start DATA FOR THIS TASK

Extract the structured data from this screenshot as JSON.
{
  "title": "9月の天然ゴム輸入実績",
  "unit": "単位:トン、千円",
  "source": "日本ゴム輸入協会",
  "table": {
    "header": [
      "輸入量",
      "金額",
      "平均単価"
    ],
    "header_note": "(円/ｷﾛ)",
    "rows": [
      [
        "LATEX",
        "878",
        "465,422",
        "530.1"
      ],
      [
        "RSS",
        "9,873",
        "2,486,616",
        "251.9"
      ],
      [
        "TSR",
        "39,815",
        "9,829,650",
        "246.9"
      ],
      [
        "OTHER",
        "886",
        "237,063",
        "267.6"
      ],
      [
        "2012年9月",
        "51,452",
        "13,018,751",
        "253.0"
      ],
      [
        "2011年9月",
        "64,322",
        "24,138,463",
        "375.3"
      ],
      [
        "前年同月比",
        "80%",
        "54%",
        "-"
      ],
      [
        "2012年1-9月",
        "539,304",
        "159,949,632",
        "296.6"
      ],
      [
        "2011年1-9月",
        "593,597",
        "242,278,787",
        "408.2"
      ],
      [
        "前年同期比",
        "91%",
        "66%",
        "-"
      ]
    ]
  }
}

end DATA FOR THIS TASK

Copy all the records above exactly, missing none.

__ANSWER BELOW__.
Extract the structured data from this screenshot as JSON.
{
  "title": "9月の天然ゴム輸入実績",
  "unit": "単位:トン、千円",
  "source": "日本ゴム輸入協会",
  "table": {
    "header": [
      "輸入量",
      "金額",
      "平均単価"
    ],
    "header_note": "(円/ｷﾛ)",
    "rows": [
      [
        "LATEX",
        "878",
        "465,422",
        "530.1"
      ],
      [
        "RSS",
        "9,873",
        "2,486,616",
        "251.9"
      ],
      [
        "TSR",
        "39,815",
        "9,829,650",
        "246.9"
      ],
      [
        "OTHER",
        "886",
        "237,063",
        "267.6"
      ],
      [
        "2012年9月",
        "51,452",
        "13,018,751",
        "253.0"
      ],
      [
        "2011年9月",
        "64,322",
        "24,138,463",
        "375.3"
      ],
      [
        "前年同月比",
        "80%",
        "54%",
        "-"
      ],
      [
        "2012年1-9月",
        "539,304",
        "159,949,632",
        "296.6"
      ],
      [
        "2011年1-9月",
        "593,597",
        "242,278,787",
        "408.2"
      ],
      [
        "前年同期比",
        "91%",
        "66%",
        "-"
      ]
    ]
  }
}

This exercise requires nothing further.